* Aim of the task:
Below are records; work out how many of their lines contain "name" and give only that number.

* Data entries:
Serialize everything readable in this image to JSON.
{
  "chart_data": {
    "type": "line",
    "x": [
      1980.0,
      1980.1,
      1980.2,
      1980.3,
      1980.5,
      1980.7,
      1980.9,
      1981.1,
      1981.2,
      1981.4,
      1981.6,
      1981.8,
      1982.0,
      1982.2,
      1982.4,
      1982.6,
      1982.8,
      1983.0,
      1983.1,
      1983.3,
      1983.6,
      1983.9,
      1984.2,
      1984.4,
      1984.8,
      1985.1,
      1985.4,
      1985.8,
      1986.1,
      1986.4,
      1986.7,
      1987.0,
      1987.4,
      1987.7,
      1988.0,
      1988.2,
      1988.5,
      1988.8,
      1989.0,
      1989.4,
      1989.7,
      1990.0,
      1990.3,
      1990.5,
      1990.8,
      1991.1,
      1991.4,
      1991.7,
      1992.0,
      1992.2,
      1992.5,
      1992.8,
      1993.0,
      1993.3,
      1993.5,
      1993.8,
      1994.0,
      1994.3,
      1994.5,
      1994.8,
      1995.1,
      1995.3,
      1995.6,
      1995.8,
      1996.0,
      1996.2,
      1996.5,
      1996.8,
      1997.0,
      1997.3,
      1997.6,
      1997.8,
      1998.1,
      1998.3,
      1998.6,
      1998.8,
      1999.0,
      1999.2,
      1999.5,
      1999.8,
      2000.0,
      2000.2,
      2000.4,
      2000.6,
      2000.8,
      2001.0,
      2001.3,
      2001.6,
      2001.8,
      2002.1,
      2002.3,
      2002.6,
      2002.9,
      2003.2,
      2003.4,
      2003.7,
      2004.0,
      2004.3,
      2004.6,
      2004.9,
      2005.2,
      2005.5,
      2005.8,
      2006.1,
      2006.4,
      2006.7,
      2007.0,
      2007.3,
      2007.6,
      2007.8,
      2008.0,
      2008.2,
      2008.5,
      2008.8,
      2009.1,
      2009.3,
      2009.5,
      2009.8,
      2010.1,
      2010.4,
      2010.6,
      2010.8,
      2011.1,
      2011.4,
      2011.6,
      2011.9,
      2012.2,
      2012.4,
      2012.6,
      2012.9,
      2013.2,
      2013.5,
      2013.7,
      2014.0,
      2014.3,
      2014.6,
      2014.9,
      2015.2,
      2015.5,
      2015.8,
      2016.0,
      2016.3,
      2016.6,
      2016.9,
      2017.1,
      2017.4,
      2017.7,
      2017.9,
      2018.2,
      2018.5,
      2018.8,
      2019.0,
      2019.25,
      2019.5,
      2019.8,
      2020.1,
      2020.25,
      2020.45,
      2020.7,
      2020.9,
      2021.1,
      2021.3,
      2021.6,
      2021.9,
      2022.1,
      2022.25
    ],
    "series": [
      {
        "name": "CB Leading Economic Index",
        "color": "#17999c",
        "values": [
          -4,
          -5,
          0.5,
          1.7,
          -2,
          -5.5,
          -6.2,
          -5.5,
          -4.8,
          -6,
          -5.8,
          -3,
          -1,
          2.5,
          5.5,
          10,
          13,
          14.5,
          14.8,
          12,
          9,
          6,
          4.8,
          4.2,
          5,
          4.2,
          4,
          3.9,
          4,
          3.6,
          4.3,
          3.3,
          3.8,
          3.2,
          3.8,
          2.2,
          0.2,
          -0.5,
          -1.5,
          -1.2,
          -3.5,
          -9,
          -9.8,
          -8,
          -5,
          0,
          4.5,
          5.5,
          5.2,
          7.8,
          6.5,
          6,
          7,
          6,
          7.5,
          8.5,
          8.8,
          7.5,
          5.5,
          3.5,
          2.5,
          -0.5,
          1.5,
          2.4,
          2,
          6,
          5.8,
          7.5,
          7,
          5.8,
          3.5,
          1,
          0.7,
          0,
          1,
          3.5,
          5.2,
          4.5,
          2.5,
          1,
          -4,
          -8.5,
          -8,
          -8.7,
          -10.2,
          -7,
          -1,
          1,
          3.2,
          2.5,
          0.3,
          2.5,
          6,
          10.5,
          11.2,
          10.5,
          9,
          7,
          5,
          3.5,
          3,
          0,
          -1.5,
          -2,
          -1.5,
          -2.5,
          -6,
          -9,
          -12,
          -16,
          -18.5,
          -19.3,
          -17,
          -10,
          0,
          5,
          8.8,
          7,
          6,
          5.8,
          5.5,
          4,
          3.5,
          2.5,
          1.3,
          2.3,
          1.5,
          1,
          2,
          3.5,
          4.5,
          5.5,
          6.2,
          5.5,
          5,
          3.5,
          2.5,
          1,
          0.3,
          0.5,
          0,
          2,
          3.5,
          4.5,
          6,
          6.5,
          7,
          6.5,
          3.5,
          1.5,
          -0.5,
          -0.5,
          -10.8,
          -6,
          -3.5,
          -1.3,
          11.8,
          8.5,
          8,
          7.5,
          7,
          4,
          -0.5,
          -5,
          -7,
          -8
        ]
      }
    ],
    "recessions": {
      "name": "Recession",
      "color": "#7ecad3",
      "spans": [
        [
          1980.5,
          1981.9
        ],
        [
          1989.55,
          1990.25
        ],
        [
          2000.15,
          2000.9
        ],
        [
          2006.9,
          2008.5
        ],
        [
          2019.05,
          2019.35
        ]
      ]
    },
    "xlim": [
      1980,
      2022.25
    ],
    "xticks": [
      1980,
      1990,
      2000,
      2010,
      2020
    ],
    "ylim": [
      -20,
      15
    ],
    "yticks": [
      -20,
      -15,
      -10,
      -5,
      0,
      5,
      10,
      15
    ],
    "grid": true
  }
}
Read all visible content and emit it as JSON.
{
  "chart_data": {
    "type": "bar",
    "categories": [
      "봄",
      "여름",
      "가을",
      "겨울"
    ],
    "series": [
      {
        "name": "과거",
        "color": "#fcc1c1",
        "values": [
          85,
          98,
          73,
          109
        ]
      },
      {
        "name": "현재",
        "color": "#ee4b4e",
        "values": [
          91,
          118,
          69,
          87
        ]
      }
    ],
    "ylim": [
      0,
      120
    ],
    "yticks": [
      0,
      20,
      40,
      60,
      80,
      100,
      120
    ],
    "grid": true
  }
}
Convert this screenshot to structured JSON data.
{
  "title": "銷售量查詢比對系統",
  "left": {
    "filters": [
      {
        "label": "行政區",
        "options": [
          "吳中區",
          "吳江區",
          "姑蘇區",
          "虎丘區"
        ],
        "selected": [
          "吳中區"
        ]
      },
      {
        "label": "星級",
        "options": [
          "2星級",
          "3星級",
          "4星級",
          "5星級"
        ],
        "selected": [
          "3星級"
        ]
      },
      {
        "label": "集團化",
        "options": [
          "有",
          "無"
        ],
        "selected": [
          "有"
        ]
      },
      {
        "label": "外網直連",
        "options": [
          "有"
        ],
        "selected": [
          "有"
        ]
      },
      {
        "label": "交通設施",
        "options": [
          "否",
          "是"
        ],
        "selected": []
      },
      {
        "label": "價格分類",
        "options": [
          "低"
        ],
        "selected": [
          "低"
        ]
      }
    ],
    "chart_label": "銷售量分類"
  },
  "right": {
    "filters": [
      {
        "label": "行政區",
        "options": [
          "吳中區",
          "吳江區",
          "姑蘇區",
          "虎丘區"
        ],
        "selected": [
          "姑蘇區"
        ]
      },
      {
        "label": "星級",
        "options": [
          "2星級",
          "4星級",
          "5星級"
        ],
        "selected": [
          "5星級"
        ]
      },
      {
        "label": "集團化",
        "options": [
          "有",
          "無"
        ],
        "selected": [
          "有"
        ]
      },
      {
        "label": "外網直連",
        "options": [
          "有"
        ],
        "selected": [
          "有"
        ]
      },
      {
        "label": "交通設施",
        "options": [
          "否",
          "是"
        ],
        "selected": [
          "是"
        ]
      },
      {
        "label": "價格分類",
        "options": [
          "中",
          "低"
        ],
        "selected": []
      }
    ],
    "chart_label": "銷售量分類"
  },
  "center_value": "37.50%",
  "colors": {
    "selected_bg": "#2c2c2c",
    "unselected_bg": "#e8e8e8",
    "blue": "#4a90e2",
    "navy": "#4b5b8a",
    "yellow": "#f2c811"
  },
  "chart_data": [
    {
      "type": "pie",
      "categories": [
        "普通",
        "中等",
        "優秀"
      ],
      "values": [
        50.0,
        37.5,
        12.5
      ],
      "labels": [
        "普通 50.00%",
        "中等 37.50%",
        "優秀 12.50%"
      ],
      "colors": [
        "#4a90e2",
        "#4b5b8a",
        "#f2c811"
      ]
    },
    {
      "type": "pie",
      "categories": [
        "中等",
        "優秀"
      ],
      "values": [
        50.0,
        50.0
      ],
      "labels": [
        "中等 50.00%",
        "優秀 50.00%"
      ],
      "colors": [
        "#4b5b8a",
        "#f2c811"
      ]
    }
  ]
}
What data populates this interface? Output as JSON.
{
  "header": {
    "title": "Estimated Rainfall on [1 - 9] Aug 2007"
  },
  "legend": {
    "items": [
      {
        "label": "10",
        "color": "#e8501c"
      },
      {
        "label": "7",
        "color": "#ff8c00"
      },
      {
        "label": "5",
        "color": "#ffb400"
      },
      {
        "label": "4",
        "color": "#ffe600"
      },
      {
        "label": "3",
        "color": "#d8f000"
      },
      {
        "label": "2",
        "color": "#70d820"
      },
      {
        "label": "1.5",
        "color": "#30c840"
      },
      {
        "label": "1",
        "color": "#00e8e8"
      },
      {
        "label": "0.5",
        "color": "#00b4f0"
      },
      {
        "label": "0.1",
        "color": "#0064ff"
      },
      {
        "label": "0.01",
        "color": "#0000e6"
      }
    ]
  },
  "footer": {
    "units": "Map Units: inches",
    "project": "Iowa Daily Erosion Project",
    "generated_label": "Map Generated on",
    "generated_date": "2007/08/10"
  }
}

* Correct result:
4